What follows is a block of records; restate each one word for word.

____ EXTRACTED MATERIAL

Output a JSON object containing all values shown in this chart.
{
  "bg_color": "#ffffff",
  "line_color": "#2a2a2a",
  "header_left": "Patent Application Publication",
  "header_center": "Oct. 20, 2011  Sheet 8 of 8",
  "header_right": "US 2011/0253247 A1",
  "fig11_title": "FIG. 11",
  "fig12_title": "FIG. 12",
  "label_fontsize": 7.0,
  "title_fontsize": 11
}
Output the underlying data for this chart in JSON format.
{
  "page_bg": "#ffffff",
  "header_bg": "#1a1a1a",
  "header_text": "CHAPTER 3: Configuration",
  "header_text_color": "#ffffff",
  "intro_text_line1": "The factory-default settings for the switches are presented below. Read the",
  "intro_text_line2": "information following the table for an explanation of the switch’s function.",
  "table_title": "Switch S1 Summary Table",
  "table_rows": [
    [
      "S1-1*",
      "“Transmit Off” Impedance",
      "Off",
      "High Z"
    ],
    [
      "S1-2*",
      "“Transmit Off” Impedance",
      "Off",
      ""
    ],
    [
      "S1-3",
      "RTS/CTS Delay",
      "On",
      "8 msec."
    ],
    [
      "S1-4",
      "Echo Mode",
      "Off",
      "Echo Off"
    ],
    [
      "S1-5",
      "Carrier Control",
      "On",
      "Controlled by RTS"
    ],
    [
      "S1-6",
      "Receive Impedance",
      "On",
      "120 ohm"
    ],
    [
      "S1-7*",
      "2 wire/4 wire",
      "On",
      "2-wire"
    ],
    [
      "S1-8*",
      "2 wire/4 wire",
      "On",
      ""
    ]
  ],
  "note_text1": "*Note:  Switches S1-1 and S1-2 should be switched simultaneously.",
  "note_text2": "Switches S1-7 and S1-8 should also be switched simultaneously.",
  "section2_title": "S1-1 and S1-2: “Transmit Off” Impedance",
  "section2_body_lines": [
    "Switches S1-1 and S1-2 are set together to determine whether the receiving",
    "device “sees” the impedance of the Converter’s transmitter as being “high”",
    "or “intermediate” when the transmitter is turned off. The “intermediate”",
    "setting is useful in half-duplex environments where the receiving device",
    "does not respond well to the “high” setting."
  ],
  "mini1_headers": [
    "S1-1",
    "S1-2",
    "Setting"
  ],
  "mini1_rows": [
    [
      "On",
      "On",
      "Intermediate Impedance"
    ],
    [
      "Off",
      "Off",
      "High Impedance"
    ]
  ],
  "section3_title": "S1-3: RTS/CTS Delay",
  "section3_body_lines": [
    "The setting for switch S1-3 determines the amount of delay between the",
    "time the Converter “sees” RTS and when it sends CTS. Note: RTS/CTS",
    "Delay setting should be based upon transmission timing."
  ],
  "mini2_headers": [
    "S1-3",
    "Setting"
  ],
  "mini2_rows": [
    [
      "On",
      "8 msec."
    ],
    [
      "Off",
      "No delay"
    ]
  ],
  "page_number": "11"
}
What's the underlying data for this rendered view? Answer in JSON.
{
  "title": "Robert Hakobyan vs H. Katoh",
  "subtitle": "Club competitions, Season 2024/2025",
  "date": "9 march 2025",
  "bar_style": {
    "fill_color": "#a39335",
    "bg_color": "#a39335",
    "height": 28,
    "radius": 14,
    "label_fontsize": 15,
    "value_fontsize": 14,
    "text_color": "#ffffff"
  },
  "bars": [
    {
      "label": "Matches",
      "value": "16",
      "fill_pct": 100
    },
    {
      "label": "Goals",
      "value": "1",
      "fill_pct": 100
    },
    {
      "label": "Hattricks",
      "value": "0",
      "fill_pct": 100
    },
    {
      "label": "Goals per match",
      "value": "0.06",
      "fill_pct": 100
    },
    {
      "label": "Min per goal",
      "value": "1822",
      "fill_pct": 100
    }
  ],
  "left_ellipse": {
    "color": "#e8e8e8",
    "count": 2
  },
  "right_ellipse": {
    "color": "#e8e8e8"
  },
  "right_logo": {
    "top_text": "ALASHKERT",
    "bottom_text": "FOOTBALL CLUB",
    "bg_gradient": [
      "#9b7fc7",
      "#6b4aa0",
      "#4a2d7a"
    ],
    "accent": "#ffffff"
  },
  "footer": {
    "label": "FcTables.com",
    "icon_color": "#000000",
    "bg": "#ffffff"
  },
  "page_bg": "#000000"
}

________

▸ SOLUTION TO THE EXERCISE:
Output a JSON object containing all values shown in this chart.
{
  "bg_color": "#ffffff",
  "line_color": "#2a2a2a",
  "header_left": "Patent Application Publication",
  "header_center": "Oct. 20, 2011  Sheet 8 of 8",
  "header_right": "US 2011/0253247 A1",
  "fig11_title": "FIG. 11",
  "fig12_title": "FIG. 12",
  "label_fontsize": 7.0,
  "title_fontsize": 11
}
Output the underlying data for this chart in JSON format.
{
  "page_bg": "#ffffff",
  "header_bg": "#1a1a1a",
  "header_text": "CHAPTER 3: Configuration",
  "header_text_color": "#ffffff",
  "intro_text_line1": "The factory-default settings for the switches are presented below. Read the",
  "intro_text_line2": "information following the table for an explanation of the switch’s function.",
  "table_title": "Switch S1 Summary Table",
  "table_rows": [
    [
      "S1-1*",
      "“Transmit Off” Impedance",
      "Off",
      "High Z"
    ],
    [
      "S1-2*",
      "“Transmit Off” Impedance",
      "Off",
      ""
    ],
    [
      "S1-3",
      "RTS/CTS Delay",
      "On",
      "8 msec."
    ],
    [
      "S1-4",
      "Echo Mode",
      "Off",
      "Echo Off"
    ],
    [
      "S1-5",
      "Carrier Control",
      "On",
      "Controlled by RTS"
    ],
    [
      "S1-6",
      "Receive Impedance",
      "On",
      "120 ohm"
    ],
    [
      "S1-7*",
      "2 wire/4 wire",
      "On",
      "2-wire"
    ],
    [
      "S1-8*",
      "2 wire/4 wire",
      "On",
      ""
    ]
  ],
  "note_text1": "*Note:  Switches S1-1 and S1-2 should be switched simultaneously.",
  "note_text2": "Switches S1-7 and S1-8 should also be switched simultaneously.",
  "section2_title": "S1-1 and S1-2: “Transmit Off” Impedance",
  "section2_body_lines": [
    "Switches S1-1 and S1-2 are set together to determine whether the receiving",
    "device “sees” the impedance of the Converter’s transmitter as being “high”",
    "or “intermediate” when the transmitter is turned off. The “intermediate”",
    "setting is useful in half-duplex environments where the receiving device",
    "does not respond well to the “high” setting."
  ],
  "mini1_headers": [
    "S1-1",
    "S1-2",
    "Setting"
  ],
  "mini1_rows": [
    [
      "On",
      "On",
      "Intermediate Impedance"
    ],
    [
      "Off",
      "Off",
      "High Impedance"
    ]
  ],
  "section3_title": "S1-3: RTS/CTS Delay",
  "section3_body_lines": [
    "The setting for switch S1-3 determines the amount of delay between the",
    "time the Converter “sees” RTS and when it sends CTS. Note: RTS/CTS",
    "Delay setting should be based upon transmission timing."
  ],
  "mini2_headers": [
    "S1-3",
    "Setting"
  ],
  "mini2_rows": [
    [
      "On",
      "8 msec."
    ],
    [
      "Off",
      "No delay"
    ]
  ],
  "page_number": "11"
}
What's the underlying data for this rendered view? Answer in JSON.
{
  "title": "Robert Hakobyan vs H. Katoh",
  "subtitle": "Club competitions, Season 2024/2025",
  "date": "9 march 2025",
  "bar_style": {
    "fill_color": "#a39335",
    "bg_color": "#a39335",
    "height": 28,
    "radius": 14,
    "label_fontsize": 15,
    "value_fontsize": 14,
    "text_color": "#ffffff"
  },
  "bars": [
    {
      "label": "Matches",
      "value": "16",
      "fill_pct": 100
    },
    {
      "label": "Goals",
      "value": "1",
      "fill_pct": 100
    },
    {
      "label": "Hattricks",
      "value": "0",
      "fill_pct": 100
    },
    {
      "label": "Goals per match",
      "value": "0.06",
      "fill_pct": 100
    },
    {
      "label": "Min per goal",
      "value": "1822",
      "fill_pct": 100
    }
  ],
  "left_ellipse": {
    "color": "#e8e8e8",
    "count": 2
  },
  "right_ellipse": {
    "color": "#e8e8e8"
  },
  "right_logo": {
    "top_text": "ALASHKERT",
    "bottom_text": "FOOTBALL CLUB",
    "bg_gradient": [
      "#9b7fc7",
      "#6b4aa0",
      "#4a2d7a"
    ],
    "accent": "#ffffff"
  },
  "footer": {
    "label": "FcTables.com",
    "icon_color": "#000000",
    "bg": "#ffffff"
  },
  "page_bg": "#000000"
}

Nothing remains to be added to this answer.